▶ [Given instruction]: Pull out each line of the data that includes the word "front".
[START OF Supplied entries]
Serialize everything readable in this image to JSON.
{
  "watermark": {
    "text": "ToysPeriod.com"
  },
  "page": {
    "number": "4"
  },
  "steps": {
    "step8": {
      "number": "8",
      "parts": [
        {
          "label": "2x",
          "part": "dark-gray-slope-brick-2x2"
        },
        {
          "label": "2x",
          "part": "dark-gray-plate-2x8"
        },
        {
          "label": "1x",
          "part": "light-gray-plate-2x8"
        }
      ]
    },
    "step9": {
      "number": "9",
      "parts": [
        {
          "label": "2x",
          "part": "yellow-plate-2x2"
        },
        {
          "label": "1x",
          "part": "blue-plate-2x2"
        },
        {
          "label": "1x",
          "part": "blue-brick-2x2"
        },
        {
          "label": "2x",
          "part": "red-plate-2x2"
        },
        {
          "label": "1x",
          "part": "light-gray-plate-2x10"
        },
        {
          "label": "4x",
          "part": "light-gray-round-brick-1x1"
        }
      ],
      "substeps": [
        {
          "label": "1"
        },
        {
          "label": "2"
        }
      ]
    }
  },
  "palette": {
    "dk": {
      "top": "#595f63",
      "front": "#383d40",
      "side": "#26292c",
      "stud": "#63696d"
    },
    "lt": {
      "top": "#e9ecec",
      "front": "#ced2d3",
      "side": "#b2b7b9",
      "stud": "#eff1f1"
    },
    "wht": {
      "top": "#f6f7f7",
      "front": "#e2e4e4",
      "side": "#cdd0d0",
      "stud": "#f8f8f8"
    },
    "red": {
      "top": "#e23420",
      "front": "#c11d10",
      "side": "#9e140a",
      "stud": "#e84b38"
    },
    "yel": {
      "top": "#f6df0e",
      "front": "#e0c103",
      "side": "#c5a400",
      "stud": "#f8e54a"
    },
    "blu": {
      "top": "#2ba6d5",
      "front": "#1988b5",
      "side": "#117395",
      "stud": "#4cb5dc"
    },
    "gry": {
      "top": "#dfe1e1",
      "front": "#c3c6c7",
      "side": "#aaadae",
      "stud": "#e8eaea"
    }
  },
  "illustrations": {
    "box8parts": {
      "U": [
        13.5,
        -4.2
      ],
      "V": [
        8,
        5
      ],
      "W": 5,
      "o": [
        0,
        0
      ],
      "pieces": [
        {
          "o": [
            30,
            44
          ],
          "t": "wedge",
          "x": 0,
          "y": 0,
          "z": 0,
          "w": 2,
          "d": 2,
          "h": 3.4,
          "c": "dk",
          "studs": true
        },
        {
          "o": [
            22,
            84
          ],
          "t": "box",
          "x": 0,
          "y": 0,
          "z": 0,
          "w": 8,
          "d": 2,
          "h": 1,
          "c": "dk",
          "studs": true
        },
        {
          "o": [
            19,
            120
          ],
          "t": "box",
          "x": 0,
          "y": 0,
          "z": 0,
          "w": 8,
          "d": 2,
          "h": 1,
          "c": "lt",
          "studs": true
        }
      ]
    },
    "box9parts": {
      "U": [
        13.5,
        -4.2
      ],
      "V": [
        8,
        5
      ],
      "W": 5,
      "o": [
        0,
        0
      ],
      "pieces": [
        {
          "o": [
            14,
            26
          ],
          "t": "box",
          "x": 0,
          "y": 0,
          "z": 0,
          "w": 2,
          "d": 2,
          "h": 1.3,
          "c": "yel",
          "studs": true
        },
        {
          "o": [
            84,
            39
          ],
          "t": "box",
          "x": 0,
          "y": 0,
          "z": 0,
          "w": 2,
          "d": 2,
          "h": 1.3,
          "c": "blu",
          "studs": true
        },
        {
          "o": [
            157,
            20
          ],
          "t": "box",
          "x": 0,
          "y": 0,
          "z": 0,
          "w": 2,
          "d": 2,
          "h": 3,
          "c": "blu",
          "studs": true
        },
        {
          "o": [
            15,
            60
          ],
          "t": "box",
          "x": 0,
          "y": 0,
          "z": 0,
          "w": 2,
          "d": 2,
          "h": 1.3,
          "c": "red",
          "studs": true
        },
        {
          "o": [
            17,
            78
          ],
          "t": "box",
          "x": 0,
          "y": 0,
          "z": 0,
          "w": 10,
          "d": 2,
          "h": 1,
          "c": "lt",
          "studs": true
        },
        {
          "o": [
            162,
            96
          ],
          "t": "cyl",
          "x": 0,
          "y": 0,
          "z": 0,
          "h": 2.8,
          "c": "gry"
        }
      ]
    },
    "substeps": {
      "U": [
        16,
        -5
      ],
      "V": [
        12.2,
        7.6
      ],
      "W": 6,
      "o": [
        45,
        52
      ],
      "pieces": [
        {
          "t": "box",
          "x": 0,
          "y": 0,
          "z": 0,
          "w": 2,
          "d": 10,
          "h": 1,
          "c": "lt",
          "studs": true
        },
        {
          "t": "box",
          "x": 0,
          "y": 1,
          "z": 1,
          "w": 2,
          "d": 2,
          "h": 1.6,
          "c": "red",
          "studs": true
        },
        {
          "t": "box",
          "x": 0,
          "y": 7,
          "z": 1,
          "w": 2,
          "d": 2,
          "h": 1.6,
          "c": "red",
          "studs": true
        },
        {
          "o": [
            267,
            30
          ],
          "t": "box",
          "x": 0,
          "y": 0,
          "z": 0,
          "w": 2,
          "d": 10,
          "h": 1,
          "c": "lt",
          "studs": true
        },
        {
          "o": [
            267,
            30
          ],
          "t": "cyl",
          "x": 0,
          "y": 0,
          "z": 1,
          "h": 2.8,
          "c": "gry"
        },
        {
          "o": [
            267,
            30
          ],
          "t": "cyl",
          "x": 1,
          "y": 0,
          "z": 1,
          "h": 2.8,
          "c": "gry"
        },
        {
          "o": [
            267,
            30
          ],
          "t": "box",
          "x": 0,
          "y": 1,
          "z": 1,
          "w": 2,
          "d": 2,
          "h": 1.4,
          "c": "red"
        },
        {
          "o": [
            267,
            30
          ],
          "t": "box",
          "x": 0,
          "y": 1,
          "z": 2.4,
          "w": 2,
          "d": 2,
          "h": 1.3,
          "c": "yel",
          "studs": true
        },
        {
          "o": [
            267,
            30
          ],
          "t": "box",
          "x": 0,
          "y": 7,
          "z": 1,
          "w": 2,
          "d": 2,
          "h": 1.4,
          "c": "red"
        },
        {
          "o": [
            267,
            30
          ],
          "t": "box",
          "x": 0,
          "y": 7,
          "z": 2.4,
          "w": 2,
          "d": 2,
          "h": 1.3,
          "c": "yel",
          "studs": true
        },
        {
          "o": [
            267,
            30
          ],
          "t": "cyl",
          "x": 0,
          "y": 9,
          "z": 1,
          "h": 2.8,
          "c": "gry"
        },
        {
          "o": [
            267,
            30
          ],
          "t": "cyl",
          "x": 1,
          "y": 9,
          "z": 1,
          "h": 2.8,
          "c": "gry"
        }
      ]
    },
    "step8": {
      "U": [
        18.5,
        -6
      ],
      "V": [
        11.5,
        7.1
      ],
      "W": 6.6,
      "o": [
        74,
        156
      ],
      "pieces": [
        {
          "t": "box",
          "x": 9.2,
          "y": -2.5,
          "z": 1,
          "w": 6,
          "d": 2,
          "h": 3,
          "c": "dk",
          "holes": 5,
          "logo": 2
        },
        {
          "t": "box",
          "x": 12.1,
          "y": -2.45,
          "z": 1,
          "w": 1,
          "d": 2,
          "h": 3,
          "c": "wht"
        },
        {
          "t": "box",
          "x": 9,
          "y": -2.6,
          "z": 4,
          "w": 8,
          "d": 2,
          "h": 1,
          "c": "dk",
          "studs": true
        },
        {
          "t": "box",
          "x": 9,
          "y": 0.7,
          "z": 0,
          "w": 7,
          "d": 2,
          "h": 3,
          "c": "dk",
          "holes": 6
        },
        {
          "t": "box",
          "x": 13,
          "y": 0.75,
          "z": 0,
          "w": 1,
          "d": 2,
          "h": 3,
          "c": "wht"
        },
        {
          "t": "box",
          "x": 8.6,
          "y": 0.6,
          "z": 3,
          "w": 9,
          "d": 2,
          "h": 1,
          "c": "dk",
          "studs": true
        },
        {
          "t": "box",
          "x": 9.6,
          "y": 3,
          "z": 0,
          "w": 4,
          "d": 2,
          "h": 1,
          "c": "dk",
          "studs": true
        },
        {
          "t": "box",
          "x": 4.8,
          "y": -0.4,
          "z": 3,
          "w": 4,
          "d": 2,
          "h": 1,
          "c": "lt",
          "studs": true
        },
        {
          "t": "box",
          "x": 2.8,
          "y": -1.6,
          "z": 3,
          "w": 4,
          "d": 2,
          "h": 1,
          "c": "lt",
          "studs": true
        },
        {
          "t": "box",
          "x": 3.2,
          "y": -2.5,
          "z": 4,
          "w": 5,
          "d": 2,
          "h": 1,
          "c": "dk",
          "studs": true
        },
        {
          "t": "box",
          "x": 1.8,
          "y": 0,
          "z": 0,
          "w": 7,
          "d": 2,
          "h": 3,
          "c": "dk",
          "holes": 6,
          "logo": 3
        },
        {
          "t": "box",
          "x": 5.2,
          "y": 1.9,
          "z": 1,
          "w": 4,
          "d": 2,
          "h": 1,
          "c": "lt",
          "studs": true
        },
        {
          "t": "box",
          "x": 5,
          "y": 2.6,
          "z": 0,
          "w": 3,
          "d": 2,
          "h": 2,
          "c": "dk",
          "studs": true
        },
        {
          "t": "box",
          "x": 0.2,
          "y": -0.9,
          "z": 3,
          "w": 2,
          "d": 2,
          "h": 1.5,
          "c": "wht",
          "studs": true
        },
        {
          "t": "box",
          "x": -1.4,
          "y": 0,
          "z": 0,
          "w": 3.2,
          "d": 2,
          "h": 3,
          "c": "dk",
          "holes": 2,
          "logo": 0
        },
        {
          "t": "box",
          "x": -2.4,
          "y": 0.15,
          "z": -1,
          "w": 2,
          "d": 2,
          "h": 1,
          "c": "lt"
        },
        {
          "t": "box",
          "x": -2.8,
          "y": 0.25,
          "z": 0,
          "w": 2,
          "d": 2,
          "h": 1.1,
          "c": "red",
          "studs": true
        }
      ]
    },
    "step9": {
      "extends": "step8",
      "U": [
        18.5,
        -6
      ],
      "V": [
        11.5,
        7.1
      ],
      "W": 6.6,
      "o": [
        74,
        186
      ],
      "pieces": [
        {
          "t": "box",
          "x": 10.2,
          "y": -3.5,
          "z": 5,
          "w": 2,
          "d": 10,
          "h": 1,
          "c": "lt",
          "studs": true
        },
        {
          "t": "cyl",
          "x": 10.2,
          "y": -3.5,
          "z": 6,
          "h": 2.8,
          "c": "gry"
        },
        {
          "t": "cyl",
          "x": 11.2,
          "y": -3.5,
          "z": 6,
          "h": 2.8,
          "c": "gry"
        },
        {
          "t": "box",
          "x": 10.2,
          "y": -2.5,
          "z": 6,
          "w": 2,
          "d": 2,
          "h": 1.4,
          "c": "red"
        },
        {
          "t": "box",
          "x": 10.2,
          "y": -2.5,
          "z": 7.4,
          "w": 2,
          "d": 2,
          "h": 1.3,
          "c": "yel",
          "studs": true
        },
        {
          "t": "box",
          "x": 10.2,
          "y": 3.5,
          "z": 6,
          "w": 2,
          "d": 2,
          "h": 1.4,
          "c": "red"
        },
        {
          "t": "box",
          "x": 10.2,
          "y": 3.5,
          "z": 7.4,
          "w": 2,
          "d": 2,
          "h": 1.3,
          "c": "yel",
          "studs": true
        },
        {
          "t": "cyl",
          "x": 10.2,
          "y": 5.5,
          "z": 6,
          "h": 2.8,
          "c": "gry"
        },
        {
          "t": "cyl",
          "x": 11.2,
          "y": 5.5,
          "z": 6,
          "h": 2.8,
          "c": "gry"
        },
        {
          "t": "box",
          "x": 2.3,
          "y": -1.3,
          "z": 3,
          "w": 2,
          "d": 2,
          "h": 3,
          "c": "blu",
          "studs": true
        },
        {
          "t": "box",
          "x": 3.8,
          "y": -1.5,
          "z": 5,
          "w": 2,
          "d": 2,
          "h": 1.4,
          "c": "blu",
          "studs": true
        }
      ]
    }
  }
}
[END OF Supplied entries]
▶ [Output of the task]:
      "front": "#383d40",
      "front": "#ced2d3",
      "front": "#e2e4e4",
      "front": "#c11d10",
      "front": "#e0c103",
      "front": "#1988b5",
      "front": "#c3c6c7",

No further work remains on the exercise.